Consigne 1:
D'après l'extrait, à quelle date la loi n°2020-734 a-t-elle été promulguée ?
──────── Extrait sélectionné
Le 17 juin 2020, la loi n°2020-734 « relative à diverses dispositions liées à la crise sanitaire, à d'autres mesures urgentes ainsi qu'au retrait du Royaume-Uni de l'Union européenne » a été promulguée, elle porte notamment sur l'activité partielle et la monétisation de certains congés, l'intéressement par accord unilatéral ou, encore, le dispositif d'activité réduite pour le maintien de l'emploi.
Le 17 juin 2020, la loi n°2020-734 « relative à diverses dispositions liées à la crise sanitaire, à d'autres mesures urgentes ainsi qu'au retrait du Royaume-Uni de l'Union européenne » a été promulguée (voir le texte en intégralité).
Voilà les dispositions qui ont retenu plus particulièrement notre attention
1/6 – Activité partielle et monétisation de certains congés (article 6)
────────────────
──────── Entrées fournies
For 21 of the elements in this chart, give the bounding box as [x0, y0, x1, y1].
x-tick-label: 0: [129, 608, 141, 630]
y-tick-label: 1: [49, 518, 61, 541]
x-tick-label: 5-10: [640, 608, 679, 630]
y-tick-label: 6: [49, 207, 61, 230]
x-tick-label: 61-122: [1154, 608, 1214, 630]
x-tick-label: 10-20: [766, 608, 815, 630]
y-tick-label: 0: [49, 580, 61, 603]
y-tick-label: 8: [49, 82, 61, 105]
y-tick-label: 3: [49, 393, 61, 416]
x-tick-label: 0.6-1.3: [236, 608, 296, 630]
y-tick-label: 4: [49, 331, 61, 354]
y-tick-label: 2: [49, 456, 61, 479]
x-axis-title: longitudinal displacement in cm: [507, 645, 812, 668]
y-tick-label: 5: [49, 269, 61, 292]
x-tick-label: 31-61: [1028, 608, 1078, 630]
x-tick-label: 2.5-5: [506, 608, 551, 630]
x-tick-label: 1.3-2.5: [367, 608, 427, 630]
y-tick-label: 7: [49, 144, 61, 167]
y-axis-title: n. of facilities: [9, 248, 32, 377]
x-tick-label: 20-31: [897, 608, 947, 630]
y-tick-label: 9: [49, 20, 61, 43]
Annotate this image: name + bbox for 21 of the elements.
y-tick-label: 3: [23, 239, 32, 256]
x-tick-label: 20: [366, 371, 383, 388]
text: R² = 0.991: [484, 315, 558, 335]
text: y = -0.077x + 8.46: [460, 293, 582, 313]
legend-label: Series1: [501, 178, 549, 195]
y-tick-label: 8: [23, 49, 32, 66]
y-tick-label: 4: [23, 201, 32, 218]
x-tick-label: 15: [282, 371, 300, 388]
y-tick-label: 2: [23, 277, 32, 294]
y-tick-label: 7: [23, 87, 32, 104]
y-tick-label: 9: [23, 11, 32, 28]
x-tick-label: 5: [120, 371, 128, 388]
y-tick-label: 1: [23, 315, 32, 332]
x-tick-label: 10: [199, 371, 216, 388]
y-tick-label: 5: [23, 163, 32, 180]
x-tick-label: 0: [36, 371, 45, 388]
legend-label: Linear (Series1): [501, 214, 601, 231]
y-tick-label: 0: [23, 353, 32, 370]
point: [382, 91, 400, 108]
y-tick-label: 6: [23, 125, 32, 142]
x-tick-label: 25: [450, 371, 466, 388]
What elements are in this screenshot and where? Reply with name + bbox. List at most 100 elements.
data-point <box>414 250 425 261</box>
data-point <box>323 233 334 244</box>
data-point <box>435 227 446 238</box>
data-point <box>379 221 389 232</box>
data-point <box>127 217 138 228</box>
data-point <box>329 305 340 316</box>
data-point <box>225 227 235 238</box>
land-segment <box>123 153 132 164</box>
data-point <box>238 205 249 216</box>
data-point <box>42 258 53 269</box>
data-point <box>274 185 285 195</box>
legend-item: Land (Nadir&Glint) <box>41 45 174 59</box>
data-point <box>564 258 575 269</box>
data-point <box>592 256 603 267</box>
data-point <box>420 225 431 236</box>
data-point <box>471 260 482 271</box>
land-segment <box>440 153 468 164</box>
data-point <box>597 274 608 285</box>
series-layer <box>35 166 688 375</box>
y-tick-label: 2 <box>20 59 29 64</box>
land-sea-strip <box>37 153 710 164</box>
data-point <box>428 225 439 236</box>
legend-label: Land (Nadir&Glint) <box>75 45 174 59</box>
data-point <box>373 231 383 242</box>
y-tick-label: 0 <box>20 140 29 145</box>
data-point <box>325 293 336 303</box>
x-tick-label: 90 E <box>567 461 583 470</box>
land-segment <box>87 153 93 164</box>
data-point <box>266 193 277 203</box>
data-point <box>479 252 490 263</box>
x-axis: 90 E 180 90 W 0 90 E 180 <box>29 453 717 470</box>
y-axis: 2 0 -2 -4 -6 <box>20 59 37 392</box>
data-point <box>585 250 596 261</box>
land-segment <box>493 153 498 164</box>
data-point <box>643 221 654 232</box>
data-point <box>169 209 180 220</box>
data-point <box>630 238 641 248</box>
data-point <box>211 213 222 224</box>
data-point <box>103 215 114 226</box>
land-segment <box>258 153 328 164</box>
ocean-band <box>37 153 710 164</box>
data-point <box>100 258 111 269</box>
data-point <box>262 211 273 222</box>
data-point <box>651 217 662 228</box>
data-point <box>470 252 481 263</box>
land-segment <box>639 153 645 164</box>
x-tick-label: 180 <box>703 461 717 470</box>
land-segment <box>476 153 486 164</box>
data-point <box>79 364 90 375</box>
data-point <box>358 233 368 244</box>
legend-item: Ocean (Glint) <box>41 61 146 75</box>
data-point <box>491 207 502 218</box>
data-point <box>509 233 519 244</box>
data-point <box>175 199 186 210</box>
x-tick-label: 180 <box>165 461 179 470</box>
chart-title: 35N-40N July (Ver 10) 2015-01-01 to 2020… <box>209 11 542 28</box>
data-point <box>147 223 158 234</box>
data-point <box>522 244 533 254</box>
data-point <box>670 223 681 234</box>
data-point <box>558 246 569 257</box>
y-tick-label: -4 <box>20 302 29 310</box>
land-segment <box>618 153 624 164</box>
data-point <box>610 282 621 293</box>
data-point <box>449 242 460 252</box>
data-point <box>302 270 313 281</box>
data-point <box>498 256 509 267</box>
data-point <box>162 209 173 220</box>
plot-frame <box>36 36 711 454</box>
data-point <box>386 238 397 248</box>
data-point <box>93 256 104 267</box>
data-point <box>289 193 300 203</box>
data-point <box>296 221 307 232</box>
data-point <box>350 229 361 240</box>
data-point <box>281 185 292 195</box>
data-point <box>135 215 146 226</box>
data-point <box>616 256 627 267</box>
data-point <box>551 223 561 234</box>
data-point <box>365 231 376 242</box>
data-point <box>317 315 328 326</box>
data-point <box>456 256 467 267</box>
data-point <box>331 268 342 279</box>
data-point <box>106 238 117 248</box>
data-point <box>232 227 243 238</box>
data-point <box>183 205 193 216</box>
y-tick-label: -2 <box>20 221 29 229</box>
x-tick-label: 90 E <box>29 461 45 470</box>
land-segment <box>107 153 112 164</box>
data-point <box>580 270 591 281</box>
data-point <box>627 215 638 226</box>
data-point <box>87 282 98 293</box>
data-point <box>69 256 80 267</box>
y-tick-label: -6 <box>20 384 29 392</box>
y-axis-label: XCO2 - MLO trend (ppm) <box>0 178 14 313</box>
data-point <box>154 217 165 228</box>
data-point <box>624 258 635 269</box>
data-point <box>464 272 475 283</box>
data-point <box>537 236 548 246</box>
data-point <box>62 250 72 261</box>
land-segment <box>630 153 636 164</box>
────────────────
Consigne 2:
Reproduisez tel quel le début des lignes fournies, de la toute première jusqu'à celle qui contient « x-tick-label: 0.6-1.3: [236, 608, 296, 630] », celle-ci comprise.

Bonne réponse 1:
Le 17 juin 2020.

Bonne réponse 2:
For 21 of the elements in this chart, give the bounding box as [x0, y0, x1, y1].
x-tick-label: 0: [129, 608, 141, 630]
y-tick-label: 1: [49, 518, 61, 541]
x-tick-label: 5-10: [640, 608, 679, 630]
y-tick-label: 6: [49, 207, 61, 230]
x-tick-label: 61-122: [1154, 608, 1214, 630]
x-tick-label: 10-20: [766, 608, 815, 630]
y-tick-label: 0: [49, 580, 61, 603]
y-tick-label: 8: [49, 82, 61, 105]
y-tick-label: 3: [49, 393, 61, 416]
x-tick-label: 0.6-1.3: [236, 608, 296, 630]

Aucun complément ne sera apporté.